Take each line containing the word "faster" and copy it.

########

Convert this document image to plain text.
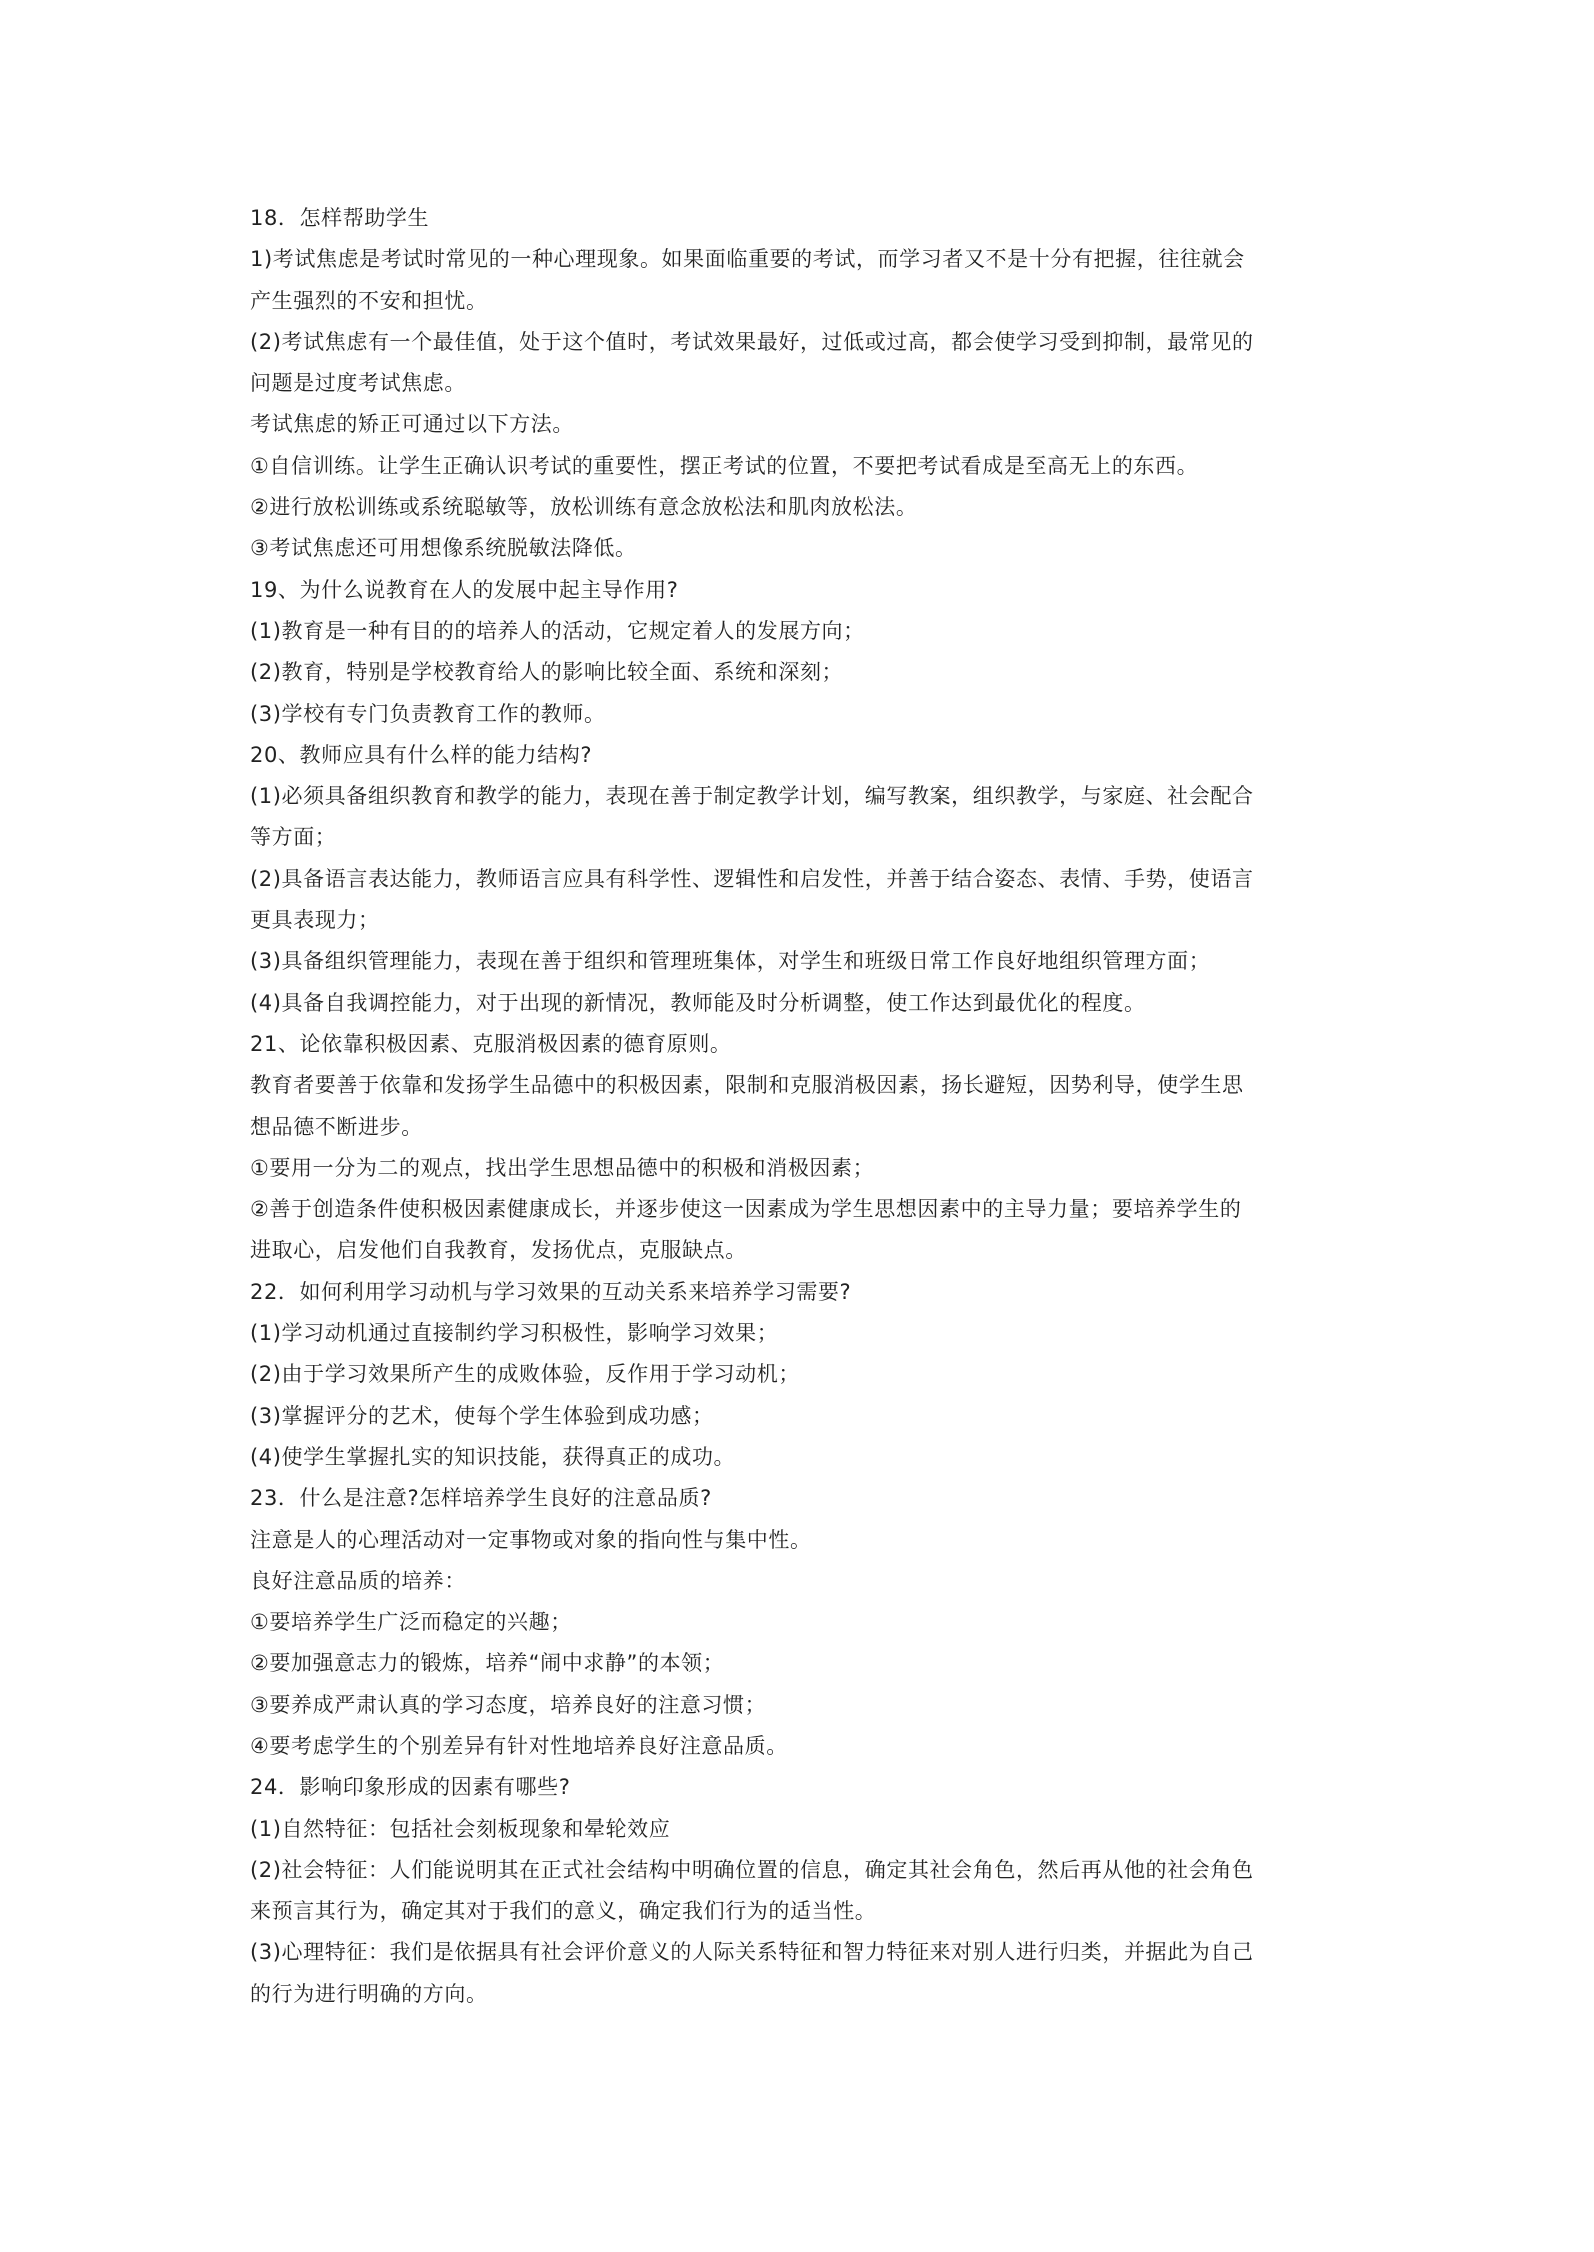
18．怎样帮助学生
1)考试焦虑是考试时常见的一种心理现象。如果面临重要的考试，而学习者又不是十分有把握，往往就会
产生强烈的不安和担忧。
(2)考试焦虑有一个最佳值，处于这个值时，考试效果最好，过低或过高，都会使学习受到抑制，最常见的
问题是过度考试焦虑。
考试焦虑的矫正可通过以下方法。
①自信训练。让学生正确认识考试的重要性，摆正考试的位置，不要把考试看成是至高无上的东西。
②进行放松训练或系统聪敏等，放松训练有意念放松法和肌肉放松法。
③考试焦虑还可用想像系统脱敏法降低。
19、为什么说教育在人的发展中起主导作用?
(1)教育是一种有目的的培养人的活动，它规定着人的发展方向；
(2)教育，特别是学校教育给人的影响比较全面、系统和深刻；
(3)学校有专门负责教育工作的教师。
20、教师应具有什么样的能力结构?
(1)必须具备组织教育和教学的能力，表现在善于制定教学计划，编写教案，组织教学，与家庭、社会配合
等方面；
(2)具备语言表达能力，教师语言应具有科学性、逻辑性和启发性，并善于结合姿态、表情、手势，使语言
更具表现力；
(3)具备组织管理能力，表现在善于组织和管理班集体，对学生和班级日常工作良好地组织管理方面；
(4)具备自我调控能力，对于出现的新情况，教师能及时分析调整，使工作达到最优化的程度。
21、论依靠积极因素、克服消极因素的德育原则。
教育者要善于依靠和发扬学生品德中的积极因素，限制和克服消极因素，扬长避短，因势利导，使学生思
想品德不断进步。
①要用一分为二的观点，找出学生思想品德中的积极和消极因素；
②善于创造条件使积极因素健康成长，并逐步使这一因素成为学生思想因素中的主导力量；要培养学生的
进取心，启发他们自我教育，发扬优点，克服缺点。
22．如何利用学习动机与学习效果的互动关系来培养学习需要?
(1)学习动机通过直接制约学习积极性，影响学习效果；
(2)由于学习效果所产生的成败体验，反作用于学习动机；
(3)掌握评分的艺术，使每个学生体验到成功感；
(4)使学生掌握扎实的知识技能，获得真正的成功。
23．什么是注意?怎样培养学生良好的注意品质?
注意是人的心理活动对一定事物或对象的指向性与集中性。
良好注意品质的培养：
①要培养学生广泛而稳定的兴趣；
②要加强意志力的锻炼，培养“闹中求静”的本领；
③要养成严肃认真的学习态度，培养良好的注意习惯；
④要考虑学生的个别差异有针对性地培养良好注意品质。
24．影响印象形成的因素有哪些?
(1)自然特征：包括社会刻板现象和晕轮效应
(2)社会特征：人们能说明其在正式社会结构中明确位置的信息，确定其社会角色，然后再从他的社会角色
来预言其行为，确定其对于我们的意义，确定我们行为的适当性。
(3)心理特征：我们是依据具有社会评价意义的人际关系特征和智力特征来对别人进行归类，并据此为自己
的行为进行明确的方向。
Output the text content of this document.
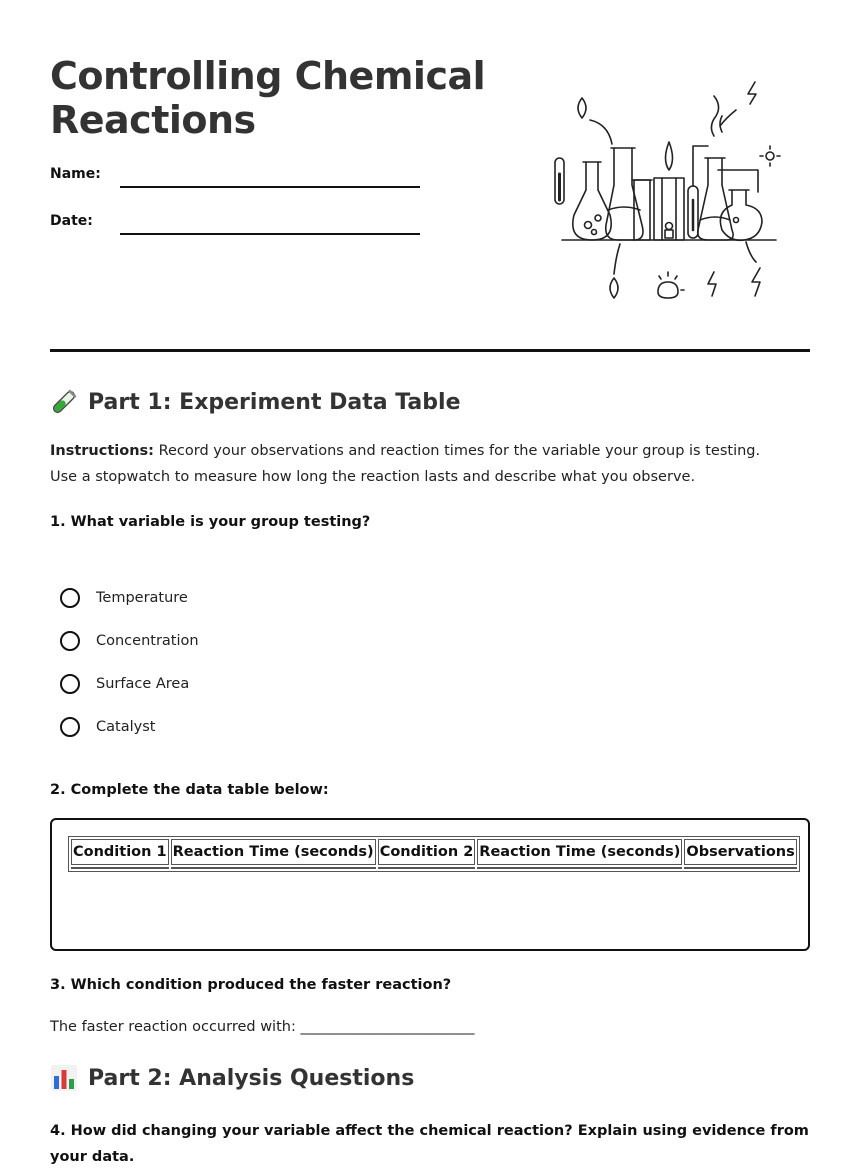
Controlling Chemical Reactions
Name:
Date:
Part 1: Experiment Data Table

Instructions: Record your observations and reaction times for the variable your group is testing. Use a stopwatch to measure how long the reaction lasts and describe what you observe.

1. What variable is your group testing?

Temperature
Concentration
Surface Area
Catalyst

2. Complete the data table below:

Condition 1	Reaction Time (seconds)	Condition 2	Reaction Time (seconds)	Observations

3. Which condition produced the faster reaction?

The faster reaction occurred with: ________________________

Part 2: Analysis Questions

4. How did changing your variable affect the chemical reaction? Explain using evidence from your data.
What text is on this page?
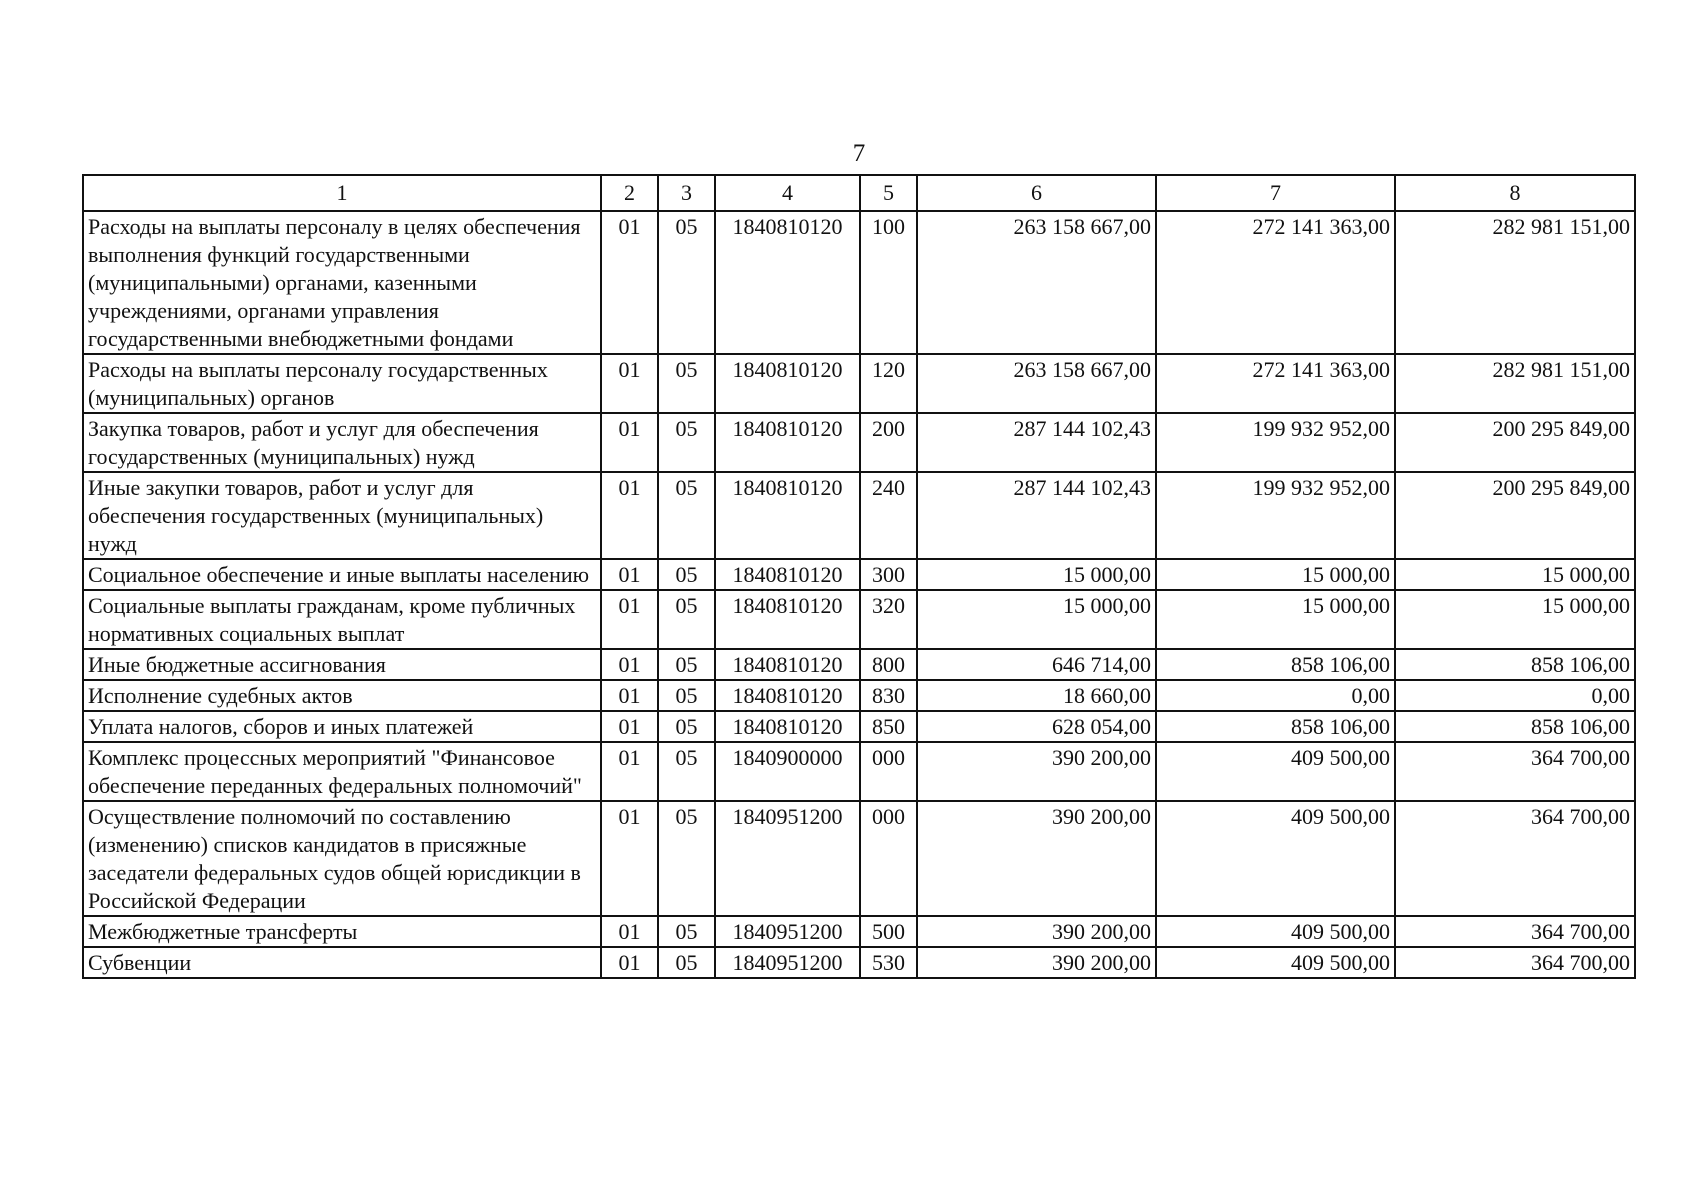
7
1	2	3	4	5	6	7	8
Расходы на выплаты персоналу в целях обеспечения выполнения функций государственными (муниципальными) органами, казенными учреждениями, органами управления государственными внебюджетными фондами	01	05	1840810120	100	263 158 667,00	272 141 363,00	282 981 151,00
Расходы на выплаты персоналу государственных (муниципальных) органов	01	05	1840810120	120	263 158 667,00	272 141 363,00	282 981 151,00
Закупка товаров, работ и услуг для обеспечения государственных (муниципальных) нужд	01	05	1840810120	200	287 144 102,43	199 932 952,00	200 295 849,00
Иные закупки товаров, работ и услуг для обеспечения государственных (муниципальных) нужд	01	05	1840810120	240	287 144 102,43	199 932 952,00	200 295 849,00
Социальное обеспечение и иные выплаты населению	01	05	1840810120	300	15 000,00	15 000,00	15 000,00
Социальные выплаты гражданам, кроме публичных нормативных социальных выплат	01	05	1840810120	320	15 000,00	15 000,00	15 000,00
Иные бюджетные ассигнования	01	05	1840810120	800	646 714,00	858 106,00	858 106,00
Исполнение судебных актов	01	05	1840810120	830	18 660,00	0,00	0,00
Уплата налогов, сборов и иных платежей	01	05	1840810120	850	628 054,00	858 106,00	858 106,00
Комплекс процессных мероприятий "Финансовое обеспечение переданных федеральных полномочий"	01	05	1840900000	000	390 200,00	409 500,00	364 700,00
Осуществление полномочий по составлению (изменению) списков кандидатов в присяжные заседатели федеральных судов общей юрисдикции в Российской Федерации	01	05	1840951200	000	390 200,00	409 500,00	364 700,00
Межбюджетные трансферты	01	05	1840951200	500	390 200,00	409 500,00	364 700,00
Субвенции	01	05	1840951200	530	390 200,00	409 500,00	364 700,00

########

• [RESULT OF THE EXERCISE]
3. Which condition produced the faster reaction?
The faster reaction occurred with: ________________________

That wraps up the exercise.